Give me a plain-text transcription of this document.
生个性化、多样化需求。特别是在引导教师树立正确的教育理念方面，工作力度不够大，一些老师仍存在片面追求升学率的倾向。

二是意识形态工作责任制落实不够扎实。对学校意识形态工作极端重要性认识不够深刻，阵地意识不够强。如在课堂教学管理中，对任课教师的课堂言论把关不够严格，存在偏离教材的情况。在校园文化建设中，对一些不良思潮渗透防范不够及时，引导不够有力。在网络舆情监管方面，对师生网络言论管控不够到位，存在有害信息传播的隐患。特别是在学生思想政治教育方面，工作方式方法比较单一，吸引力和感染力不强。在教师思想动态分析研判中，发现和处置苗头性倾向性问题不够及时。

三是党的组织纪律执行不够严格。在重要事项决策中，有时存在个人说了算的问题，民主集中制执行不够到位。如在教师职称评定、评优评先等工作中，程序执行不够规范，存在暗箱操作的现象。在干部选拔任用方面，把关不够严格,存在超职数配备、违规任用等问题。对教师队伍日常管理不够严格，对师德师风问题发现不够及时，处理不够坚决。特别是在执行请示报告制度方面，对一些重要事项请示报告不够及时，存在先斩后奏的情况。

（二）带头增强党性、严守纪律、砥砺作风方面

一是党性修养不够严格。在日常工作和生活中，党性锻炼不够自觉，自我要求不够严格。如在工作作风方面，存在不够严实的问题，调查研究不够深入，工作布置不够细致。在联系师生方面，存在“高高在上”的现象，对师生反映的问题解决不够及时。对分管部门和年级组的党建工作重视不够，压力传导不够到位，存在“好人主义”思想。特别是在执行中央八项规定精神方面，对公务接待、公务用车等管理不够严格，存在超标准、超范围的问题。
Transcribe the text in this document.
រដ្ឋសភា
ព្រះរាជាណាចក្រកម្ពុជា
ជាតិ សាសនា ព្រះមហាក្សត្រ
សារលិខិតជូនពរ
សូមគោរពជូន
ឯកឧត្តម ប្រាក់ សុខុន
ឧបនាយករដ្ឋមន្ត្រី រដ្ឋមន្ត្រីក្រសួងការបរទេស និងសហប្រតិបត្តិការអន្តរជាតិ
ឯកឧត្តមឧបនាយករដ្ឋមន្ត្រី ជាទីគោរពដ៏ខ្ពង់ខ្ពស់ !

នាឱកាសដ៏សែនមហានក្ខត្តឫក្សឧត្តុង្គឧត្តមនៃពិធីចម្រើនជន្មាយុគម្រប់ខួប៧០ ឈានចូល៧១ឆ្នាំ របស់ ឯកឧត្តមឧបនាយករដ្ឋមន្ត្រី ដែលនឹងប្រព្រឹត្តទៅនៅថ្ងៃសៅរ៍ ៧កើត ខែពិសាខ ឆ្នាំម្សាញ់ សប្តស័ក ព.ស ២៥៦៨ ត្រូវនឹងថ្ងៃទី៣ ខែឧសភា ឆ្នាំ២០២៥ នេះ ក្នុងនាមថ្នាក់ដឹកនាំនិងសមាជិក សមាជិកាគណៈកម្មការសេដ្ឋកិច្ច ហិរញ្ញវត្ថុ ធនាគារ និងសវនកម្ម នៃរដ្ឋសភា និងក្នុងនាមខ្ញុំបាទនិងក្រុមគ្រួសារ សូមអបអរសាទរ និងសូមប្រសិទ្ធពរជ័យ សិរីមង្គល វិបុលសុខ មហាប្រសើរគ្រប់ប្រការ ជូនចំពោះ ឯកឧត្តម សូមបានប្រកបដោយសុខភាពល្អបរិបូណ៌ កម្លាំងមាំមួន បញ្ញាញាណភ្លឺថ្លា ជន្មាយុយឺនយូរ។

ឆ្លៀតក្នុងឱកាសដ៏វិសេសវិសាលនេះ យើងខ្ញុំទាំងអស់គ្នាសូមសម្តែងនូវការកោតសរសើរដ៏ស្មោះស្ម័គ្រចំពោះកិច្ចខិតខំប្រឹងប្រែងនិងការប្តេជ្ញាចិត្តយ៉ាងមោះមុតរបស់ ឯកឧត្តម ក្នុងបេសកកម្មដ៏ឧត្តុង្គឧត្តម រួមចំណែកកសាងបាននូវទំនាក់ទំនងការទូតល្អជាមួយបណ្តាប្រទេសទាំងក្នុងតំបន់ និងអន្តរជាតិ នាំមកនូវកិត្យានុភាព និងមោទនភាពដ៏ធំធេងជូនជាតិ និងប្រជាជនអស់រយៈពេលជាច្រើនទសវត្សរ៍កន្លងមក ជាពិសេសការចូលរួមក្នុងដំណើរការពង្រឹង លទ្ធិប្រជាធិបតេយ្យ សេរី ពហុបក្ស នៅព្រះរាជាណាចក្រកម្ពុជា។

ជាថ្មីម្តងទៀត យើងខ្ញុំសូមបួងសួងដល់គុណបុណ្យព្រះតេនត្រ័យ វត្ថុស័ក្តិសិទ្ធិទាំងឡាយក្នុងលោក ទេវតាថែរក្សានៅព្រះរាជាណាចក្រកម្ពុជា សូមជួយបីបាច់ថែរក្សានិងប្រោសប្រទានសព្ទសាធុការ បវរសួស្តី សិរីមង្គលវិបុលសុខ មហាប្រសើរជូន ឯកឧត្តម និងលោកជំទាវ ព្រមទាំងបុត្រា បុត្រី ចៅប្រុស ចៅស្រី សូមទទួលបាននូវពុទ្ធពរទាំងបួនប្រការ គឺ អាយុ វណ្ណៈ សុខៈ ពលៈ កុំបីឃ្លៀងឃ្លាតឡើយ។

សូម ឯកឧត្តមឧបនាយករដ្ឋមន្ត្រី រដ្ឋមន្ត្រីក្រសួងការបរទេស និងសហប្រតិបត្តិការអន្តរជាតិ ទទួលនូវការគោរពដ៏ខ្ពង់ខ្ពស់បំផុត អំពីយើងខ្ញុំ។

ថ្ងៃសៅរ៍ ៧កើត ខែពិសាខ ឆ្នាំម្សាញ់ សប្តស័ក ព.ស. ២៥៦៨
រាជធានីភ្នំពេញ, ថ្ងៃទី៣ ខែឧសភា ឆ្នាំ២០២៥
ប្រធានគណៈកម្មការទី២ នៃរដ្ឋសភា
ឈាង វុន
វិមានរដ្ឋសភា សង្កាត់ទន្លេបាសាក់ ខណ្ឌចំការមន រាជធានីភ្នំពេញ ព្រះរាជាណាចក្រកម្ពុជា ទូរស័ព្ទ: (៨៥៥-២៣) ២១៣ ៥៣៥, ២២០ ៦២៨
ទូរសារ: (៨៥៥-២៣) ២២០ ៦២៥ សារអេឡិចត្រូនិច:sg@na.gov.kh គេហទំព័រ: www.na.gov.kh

────────────────────────────────────────

[TASK PROMPT] Copy out the lines in which the string "this" appears.

[TASK OUTPUT]
Give me a plain-text transcription of this document.
Transcribe the text in this document.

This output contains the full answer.